Required task => Locate each line of the material that contains "ليلة", then return it.

Given information =>
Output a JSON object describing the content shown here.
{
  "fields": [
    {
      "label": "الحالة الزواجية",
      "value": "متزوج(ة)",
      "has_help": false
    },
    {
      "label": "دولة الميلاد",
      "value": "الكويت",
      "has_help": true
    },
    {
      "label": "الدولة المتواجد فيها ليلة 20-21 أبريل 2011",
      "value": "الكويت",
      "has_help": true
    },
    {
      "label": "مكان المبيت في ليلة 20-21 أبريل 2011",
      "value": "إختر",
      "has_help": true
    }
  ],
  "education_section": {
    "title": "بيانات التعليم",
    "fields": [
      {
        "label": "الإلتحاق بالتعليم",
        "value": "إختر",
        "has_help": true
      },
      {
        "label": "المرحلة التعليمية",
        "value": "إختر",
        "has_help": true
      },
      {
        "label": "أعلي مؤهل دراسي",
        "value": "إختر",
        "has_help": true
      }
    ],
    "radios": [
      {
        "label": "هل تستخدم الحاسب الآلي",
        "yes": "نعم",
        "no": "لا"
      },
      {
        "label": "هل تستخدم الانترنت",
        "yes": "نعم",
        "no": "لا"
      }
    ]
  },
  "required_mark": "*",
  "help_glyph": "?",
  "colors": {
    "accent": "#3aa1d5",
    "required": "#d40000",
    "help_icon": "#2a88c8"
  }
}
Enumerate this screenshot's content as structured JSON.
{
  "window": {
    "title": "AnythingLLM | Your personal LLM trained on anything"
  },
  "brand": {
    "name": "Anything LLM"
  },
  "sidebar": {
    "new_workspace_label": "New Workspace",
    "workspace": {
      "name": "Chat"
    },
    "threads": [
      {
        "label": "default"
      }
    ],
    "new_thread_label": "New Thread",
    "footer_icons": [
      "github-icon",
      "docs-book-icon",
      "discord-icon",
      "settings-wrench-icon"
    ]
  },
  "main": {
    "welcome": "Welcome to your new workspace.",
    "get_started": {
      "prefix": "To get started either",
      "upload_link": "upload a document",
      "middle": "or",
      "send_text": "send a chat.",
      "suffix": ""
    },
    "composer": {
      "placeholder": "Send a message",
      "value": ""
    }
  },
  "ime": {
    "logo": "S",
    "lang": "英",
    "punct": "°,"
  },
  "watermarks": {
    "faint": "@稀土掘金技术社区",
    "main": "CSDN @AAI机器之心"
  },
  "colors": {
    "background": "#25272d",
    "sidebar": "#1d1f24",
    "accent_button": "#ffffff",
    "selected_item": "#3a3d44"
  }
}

The response =>
      "label": "الدولة المتواجد فيها ليلة 20-21 أبريل 2011",
      "label": "مكان المبيت في ليلة 20-21 أبريل 2011",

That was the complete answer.